Stated exercise 1
Arrange the records as a JSON list of strings with one string per line, leaving out blank lines. Include every line from the first line of the records through the line that contains "x-tick-label: 4500 <box>689 375 714 388</box>".

Text extract

** BEGIN **

Maria YAKUNCHIKOVA. Dandelions. 1890s
Maria YAKUNCHIKOVA. Dandelions. 1890s
Panel. Oil on board; pyrography. 65 × 20 cm
© Vasily Polenov Museum-Reserve

In the context of French pointers, it is notable that one of Yakunchikova's colleagues in designing covers for “Vesy” (nos 4, 5, 6) was Odilon Redon, an artist to whom she related highly ambiguously. Although she understood the poetics within the French artist's works in terms of the signification invested in the artistic images, she did not subscribe to the abstract and fantastical visual current within Symbolism that they represented. “The ideas are always very deep and arresting, but the form is so schematic that, even if real, it is so unconstructive that truly it leaves you cold,”[8] Yakunchikova wrote of Redon's drawings in a letter to Yelena Polenova - part of a correspondence that contains detailed reviews of Symbolist art in Paris, a subject of great interest to them both.

** END **

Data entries
** BEGIN **

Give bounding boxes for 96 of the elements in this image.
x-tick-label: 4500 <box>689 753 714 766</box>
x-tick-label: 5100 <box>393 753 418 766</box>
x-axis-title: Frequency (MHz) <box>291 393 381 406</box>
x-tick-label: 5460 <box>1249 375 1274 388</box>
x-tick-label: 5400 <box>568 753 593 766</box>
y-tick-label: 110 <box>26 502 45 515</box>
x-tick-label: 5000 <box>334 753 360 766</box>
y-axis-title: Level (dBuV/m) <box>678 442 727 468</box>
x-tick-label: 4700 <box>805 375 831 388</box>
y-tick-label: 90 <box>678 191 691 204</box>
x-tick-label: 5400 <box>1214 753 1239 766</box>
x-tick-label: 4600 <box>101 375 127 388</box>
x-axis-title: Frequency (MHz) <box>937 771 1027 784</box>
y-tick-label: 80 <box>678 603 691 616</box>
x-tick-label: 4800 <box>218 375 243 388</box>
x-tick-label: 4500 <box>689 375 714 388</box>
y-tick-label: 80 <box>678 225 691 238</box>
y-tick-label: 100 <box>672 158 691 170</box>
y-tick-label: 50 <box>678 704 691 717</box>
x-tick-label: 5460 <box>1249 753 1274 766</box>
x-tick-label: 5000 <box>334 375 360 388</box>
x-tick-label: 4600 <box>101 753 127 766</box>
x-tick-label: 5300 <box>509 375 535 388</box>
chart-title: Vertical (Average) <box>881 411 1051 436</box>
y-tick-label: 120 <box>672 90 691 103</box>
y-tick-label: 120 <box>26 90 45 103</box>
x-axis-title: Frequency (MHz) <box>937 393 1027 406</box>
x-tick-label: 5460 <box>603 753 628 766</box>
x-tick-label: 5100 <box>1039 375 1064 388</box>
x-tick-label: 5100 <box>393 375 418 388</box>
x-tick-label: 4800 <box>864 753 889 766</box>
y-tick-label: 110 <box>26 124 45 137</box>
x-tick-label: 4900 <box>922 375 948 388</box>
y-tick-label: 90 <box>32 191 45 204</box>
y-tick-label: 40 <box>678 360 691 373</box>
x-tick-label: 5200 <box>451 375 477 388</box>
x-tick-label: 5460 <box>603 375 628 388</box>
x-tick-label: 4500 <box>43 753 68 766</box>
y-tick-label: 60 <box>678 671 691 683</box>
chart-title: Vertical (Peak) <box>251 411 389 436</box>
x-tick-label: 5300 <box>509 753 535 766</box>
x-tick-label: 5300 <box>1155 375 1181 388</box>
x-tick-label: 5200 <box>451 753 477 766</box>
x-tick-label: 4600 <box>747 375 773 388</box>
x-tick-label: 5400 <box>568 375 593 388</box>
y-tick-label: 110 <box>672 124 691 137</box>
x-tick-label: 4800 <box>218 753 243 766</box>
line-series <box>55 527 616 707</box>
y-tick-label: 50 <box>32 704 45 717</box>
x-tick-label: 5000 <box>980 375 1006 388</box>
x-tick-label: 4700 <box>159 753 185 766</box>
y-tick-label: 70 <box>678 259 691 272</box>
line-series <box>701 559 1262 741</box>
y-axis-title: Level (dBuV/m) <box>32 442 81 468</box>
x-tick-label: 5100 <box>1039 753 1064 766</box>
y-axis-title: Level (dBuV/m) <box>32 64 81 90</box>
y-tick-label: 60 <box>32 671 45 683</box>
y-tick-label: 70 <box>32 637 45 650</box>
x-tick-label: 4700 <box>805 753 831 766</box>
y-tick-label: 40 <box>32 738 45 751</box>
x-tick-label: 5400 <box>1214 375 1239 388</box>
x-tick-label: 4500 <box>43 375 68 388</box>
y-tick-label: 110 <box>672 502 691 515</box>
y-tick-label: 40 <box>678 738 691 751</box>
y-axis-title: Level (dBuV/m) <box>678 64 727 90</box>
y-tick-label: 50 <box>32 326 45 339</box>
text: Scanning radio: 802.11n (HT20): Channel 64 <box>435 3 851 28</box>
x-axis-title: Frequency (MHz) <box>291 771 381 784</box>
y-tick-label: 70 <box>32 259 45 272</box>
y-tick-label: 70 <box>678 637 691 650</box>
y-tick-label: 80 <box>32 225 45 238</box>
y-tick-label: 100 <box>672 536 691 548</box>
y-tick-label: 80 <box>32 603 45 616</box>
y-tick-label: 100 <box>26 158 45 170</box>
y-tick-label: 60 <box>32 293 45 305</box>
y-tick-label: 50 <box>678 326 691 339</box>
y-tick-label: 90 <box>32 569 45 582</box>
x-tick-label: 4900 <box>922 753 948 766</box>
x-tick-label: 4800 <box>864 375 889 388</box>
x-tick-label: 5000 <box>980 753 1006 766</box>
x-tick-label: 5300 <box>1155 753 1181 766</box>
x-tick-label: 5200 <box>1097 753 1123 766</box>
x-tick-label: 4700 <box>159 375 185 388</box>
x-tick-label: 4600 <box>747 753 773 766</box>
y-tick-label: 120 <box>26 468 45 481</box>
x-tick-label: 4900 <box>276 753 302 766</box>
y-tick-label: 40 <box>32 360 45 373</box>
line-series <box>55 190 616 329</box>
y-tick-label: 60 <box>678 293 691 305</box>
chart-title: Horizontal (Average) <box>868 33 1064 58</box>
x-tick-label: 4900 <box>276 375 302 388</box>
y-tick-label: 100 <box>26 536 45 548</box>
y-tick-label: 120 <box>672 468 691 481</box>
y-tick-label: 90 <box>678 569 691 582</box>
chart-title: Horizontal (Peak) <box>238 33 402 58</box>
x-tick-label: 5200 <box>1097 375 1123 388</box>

** END **

Stated exercise 2
Answer briefly from the text on Yakunchikova:
(a) What media and technique are listed for the panel Dandelions?
(b) Which museum is credited for the panel?
(c) To whom did Yakunchikova write her comments on Redon's drawings?

Problem solution 1
[
  "Give bounding boxes for 96 of the elements in this image.",
  "x-tick-label: 4500 <box>689 753 714 766</box>",
  "x-tick-label: 5100 <box>393 753 418 766</box>",
  "x-axis-title: Frequency (MHz) <box>291 393 381 406</box>",
  "x-tick-label: 5460 <box>1249 375 1274 388</box>",
  "x-tick-label: 5400 <box>568 753 593 766</box>",
  "y-tick-label: 110 <box>26 502 45 515</box>",
  "x-tick-label: 5000 <box>334 753 360 766</box>",
  "y-axis-title: Level (dBuV/m) <box>678 442 727 468</box>",
  "x-tick-label: 4700 <box>805 375 831 388</box>",
  "y-tick-label: 90 <box>678 191 691 204</box>",
  "x-tick-label: 5400 <box>1214 753 1239 766</box>",
  "x-tick-label: 4600 <box>101 375 127 388</box>",
  "x-axis-title: Frequency (MHz) <box>937 771 1027 784</box>",
  "y-tick-label: 80 <box>678 603 691 616</box>",
  "x-tick-label: 4800 <box>218 375 243 388</box>",
  "x-tick-label: 4500 <box>689 375 714 388</box>"
]

Problem solution 2
(a) Oil on board and pyrography.
(b) The Vasily Polenov Museum-Reserve.
(c) Yelena Polenova.